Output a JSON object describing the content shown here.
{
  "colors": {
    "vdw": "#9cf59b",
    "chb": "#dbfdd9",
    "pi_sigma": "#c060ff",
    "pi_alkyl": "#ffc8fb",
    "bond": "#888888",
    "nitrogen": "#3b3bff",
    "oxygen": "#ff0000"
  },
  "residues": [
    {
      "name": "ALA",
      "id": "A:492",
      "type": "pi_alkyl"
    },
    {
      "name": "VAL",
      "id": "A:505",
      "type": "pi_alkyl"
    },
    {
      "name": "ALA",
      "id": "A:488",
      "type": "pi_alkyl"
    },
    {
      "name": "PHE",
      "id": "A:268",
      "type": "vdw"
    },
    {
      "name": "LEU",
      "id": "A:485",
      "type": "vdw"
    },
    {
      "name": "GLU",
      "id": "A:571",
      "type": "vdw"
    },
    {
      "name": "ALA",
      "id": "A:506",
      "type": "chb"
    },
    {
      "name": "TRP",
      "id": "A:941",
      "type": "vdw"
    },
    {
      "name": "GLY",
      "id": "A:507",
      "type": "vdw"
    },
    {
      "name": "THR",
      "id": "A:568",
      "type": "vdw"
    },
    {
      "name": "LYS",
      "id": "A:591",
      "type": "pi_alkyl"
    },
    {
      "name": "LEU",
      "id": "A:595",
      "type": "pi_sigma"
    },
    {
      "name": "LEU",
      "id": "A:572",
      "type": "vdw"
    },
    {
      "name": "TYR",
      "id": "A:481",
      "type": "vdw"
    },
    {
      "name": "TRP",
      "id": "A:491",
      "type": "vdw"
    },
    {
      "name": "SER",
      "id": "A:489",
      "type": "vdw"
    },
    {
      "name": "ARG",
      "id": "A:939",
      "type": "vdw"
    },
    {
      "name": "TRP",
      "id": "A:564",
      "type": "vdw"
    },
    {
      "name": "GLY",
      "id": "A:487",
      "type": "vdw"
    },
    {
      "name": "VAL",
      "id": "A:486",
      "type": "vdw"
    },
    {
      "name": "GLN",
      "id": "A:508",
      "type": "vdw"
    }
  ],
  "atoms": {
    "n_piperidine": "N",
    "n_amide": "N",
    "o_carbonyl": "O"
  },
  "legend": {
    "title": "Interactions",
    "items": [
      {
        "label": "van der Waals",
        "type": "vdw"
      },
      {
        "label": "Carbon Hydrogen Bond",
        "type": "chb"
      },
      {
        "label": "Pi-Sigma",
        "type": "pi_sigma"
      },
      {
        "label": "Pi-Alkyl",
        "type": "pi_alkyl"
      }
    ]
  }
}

(AIM): Look through the data above. Each line containing the word "label" needs to be copied.

(TASK ANSWER):
        "label": "van der Waals",
        "label": "Carbon Hydrogen Bond",
        "label": "Pi-Sigma",
        "label": "Pi-Alkyl",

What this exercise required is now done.